START

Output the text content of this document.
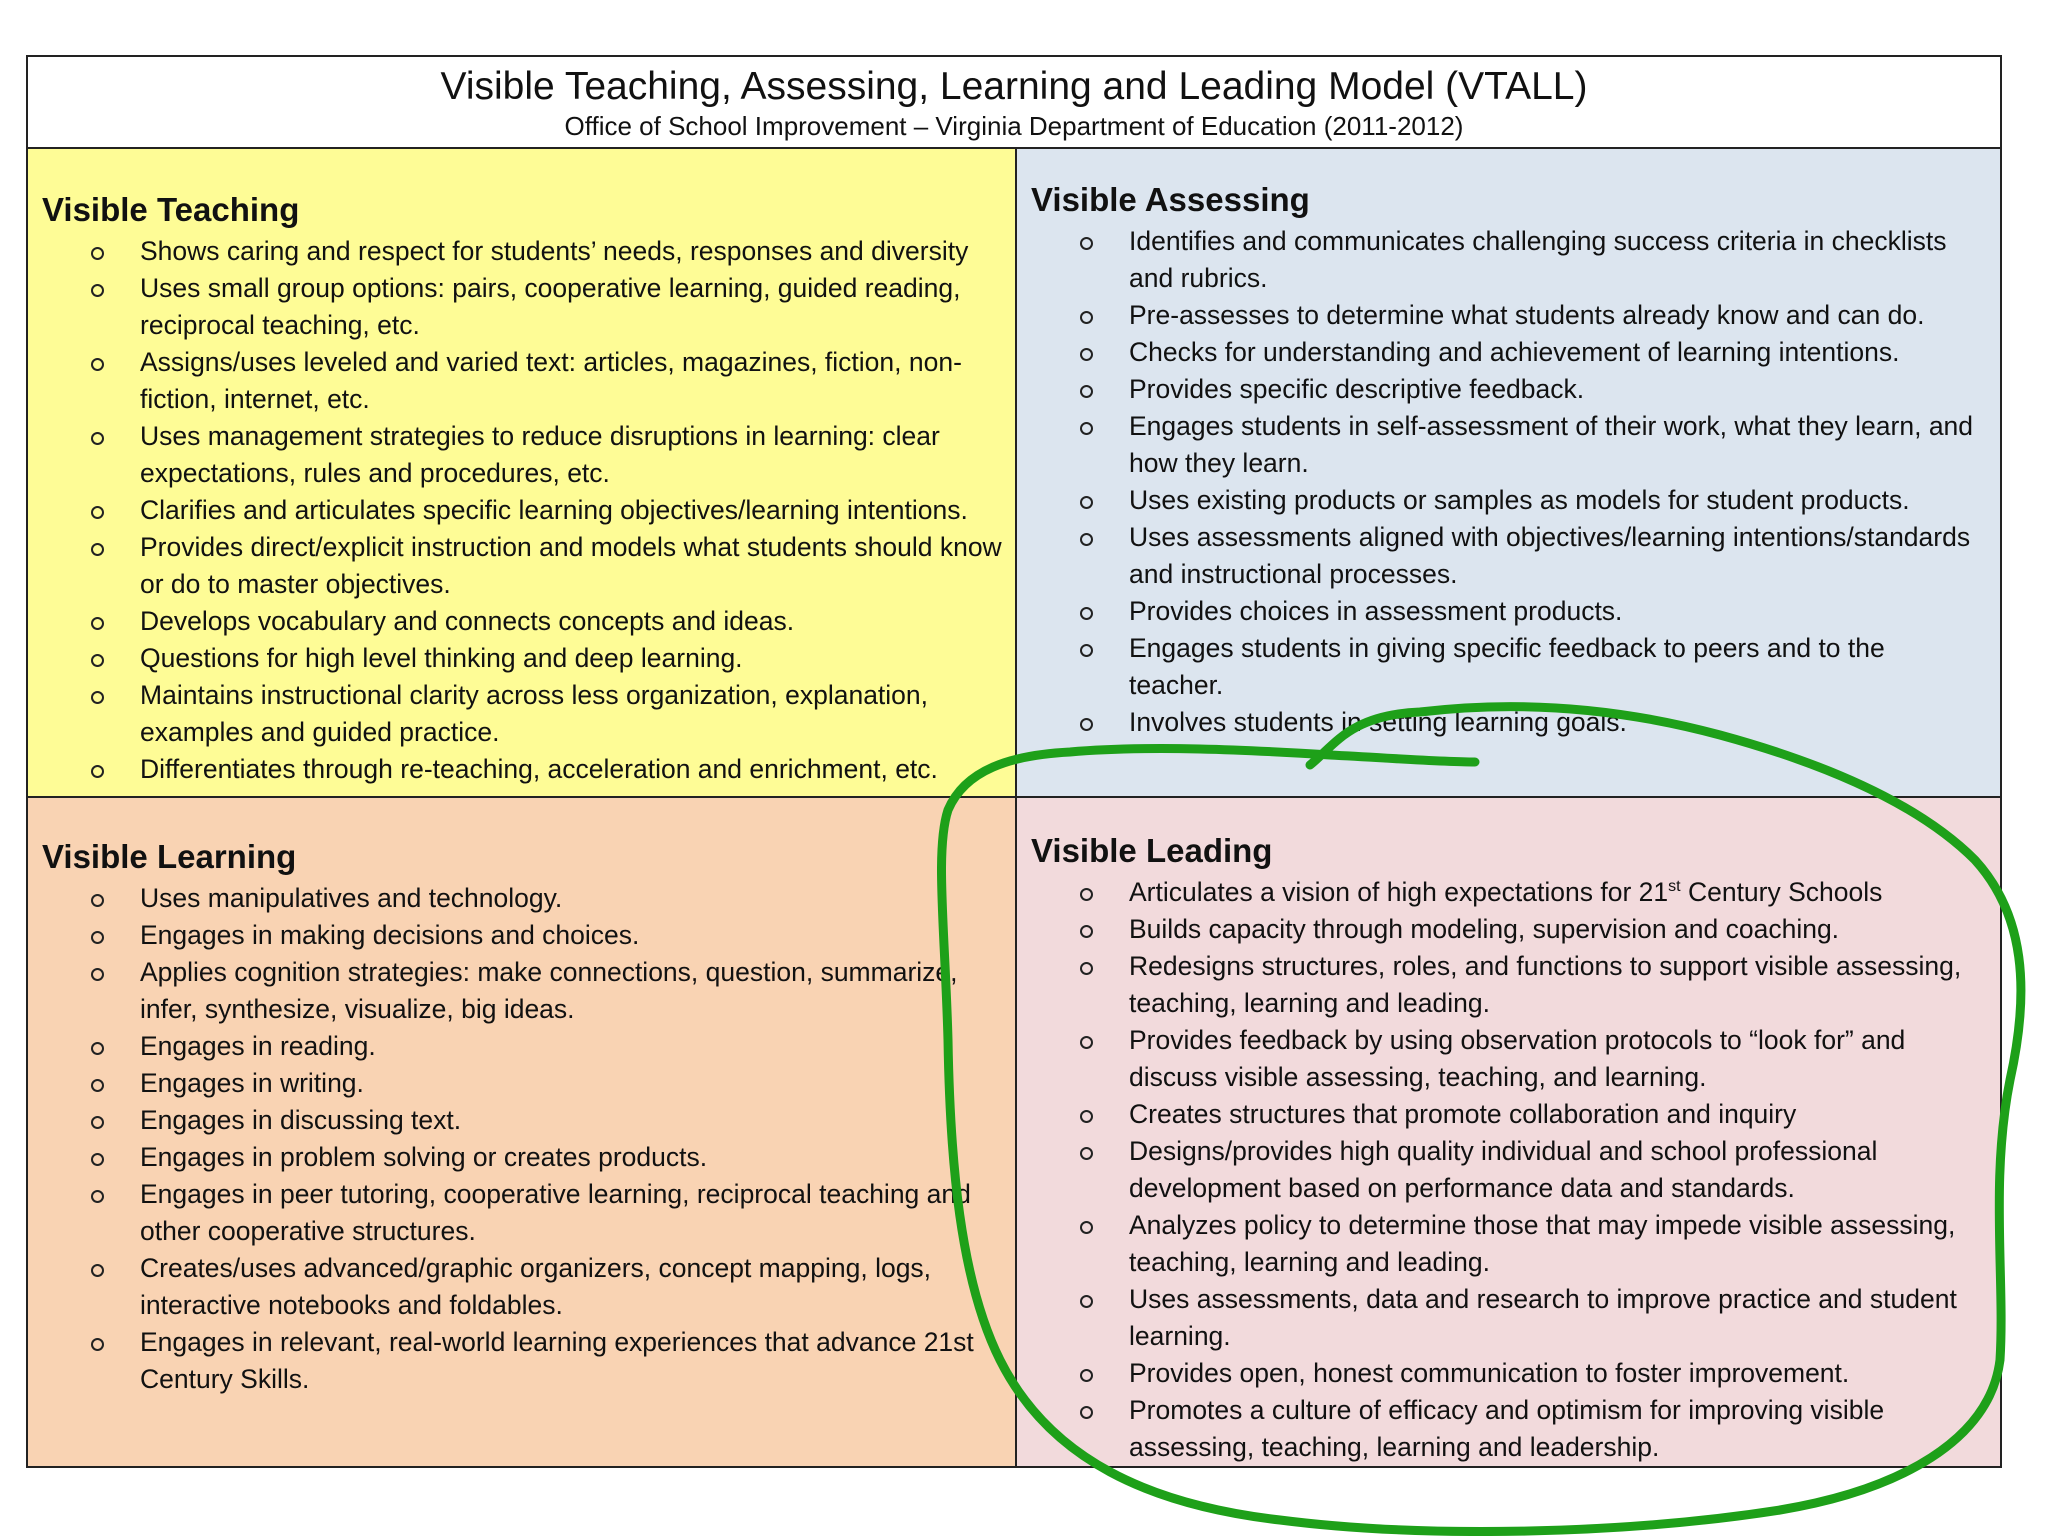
Visible Teaching, Assessing, Learning and Leading Model (VTALL)
Office of School Improvement – Virginia Department of Education (2011-2012)
Visible Teaching
Shows caring and respect for students’ needs, responses and diversity
Uses small group options: pairs, cooperative learning, guided reading, reciprocal teaching, etc.
Assigns/uses leveled and varied text: articles, magazines, fiction, non-fiction, internet, etc.
Uses management strategies to reduce disruptions in learning: clear expectations, rules and procedures, etc.
Clarifies and articulates specific learning objectives/learning intentions.
Provides direct/explicit instruction and models what students should know or do to master objectives.
Develops vocabulary and connects concepts and ideas.
Questions for high level thinking and deep learning.
Maintains instructional clarity across less organization, explanation, examples and guided practice.
Differentiates through re-teaching, acceleration and enrichment, etc.
Visible Assessing
Identifies and communicates challenging success criteria in checklists and rubrics.
Pre-assesses to determine what students already know and can do.
Checks for understanding and achievement of learning intentions.
Provides specific descriptive feedback.
Engages students in self-assessment of their work, what they learn, and how they learn.
Uses existing products or samples as models for student products.
Uses assessments aligned with objectives/learning intentions/standards and instructional processes.
Provides choices in assessment products.
Engages students in giving specific feedback to peers and to the teacher.
Involves students in setting learning goals.
Visible Learning
Uses manipulatives and technology.
Engages in making decisions and choices.
Applies cognition strategies: make connections, question, summarize, infer, synthesize, visualize, big ideas.
Engages in reading.
Engages in writing.
Engages in discussing text.
Engages in problem solving or creates products.
Engages in peer tutoring, cooperative learning, reciprocal teaching and other cooperative structures.
Creates/uses advanced/graphic organizers, concept mapping, logs, interactive notebooks and foldables.
Engages in relevant, real-world learning experiences that advance 21st Century Skills.
Visible Leading
Articulates a vision of high expectations for 21st Century Schools
Builds capacity through modeling, supervision and coaching.
Redesigns structures, roles, and functions to support visible assessing, teaching, learning and leading.
Provides feedback by using observation protocols to “look for” and discuss visible assessing, teaching, and learning.
Creates structures that promote collaboration and inquiry
Designs/provides high quality individual and school professional development based on performance data and standards.
Analyzes policy to determine those that may impede visible assessing, teaching, learning and leading.
Uses assessments, data and research to improve practice and student learning.
Provides open, honest communication to foster improvement.
Promotes a culture of efficacy and optimism for improving visible assessing, teaching, learning and leadership.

END

• Task description
Copy out the records above in full, exactly as written, but not the pictures.

• The response
Output the text content of this document.
Visible Teaching, Assessing, Learning and Leading Model (VTALL)
Office of School Improvement – Virginia Department of Education (2011-2012)
Visible Teaching
Shows caring and respect for students’ needs, responses and diversity
Uses small group options: pairs, cooperative learning, guided reading, reciprocal teaching, etc.
Assigns/uses leveled and varied text: articles, magazines, fiction, non-fiction, internet, etc.
Uses management strategies to reduce disruptions in learning: clear expectations, rules and procedures, etc.
Clarifies and articulates specific learning objectives/learning intentions.
Provides direct/explicit instruction and models what students should know or do to master objectives.
Develops vocabulary and connects concepts and ideas.
Questions for high level thinking and deep learning.
Maintains instructional clarity across less organization, explanation, examples and guided practice.
Differentiates through re-teaching, acceleration and enrichment, etc.
Visible Assessing
Identifies and communicates challenging success criteria in checklists and rubrics.
Pre-assesses to determine what students already know and can do.
Checks for understanding and achievement of learning intentions.
Provides specific descriptive feedback.
Engages students in self-assessment of their work, what they learn, and how they learn.
Uses existing products or samples as models for student products.
Uses assessments aligned with objectives/learning intentions/standards and instructional processes.
Provides choices in assessment products.
Engages students in giving specific feedback to peers and to the teacher.
Involves students in setting learning goals.
Visible Learning
Uses manipulatives and technology.
Engages in making decisions and choices.
Applies cognition strategies: make connections, question, summarize, infer, synthesize, visualize, big ideas.
Engages in reading.
Engages in writing.
Engages in discussing text.
Engages in problem solving or creates products.
Engages in peer tutoring, cooperative learning, reciprocal teaching and other cooperative structures.
Creates/uses advanced/graphic organizers, concept mapping, logs, interactive notebooks and foldables.
Engages in relevant, real-world learning experiences that advance 21st Century Skills.
Visible Leading
Articulates a vision of high expectations for 21st Century Schools
Builds capacity through modeling, supervision and coaching.
Redesigns structures, roles, and functions to support visible assessing, teaching, learning and leading.
Provides feedback by using observation protocols to “look for” and discuss visible assessing, teaching, and learning.
Creates structures that promote collaboration and inquiry
Designs/provides high quality individual and school professional development based on performance data and standards.
Analyzes policy to determine those that may impede visible assessing, teaching, learning and leading.
Uses assessments, data and research to improve practice and student learning.
Provides open, honest communication to foster improvement.
Promotes a culture of efficacy and optimism for improving visible assessing, teaching, learning and leadership.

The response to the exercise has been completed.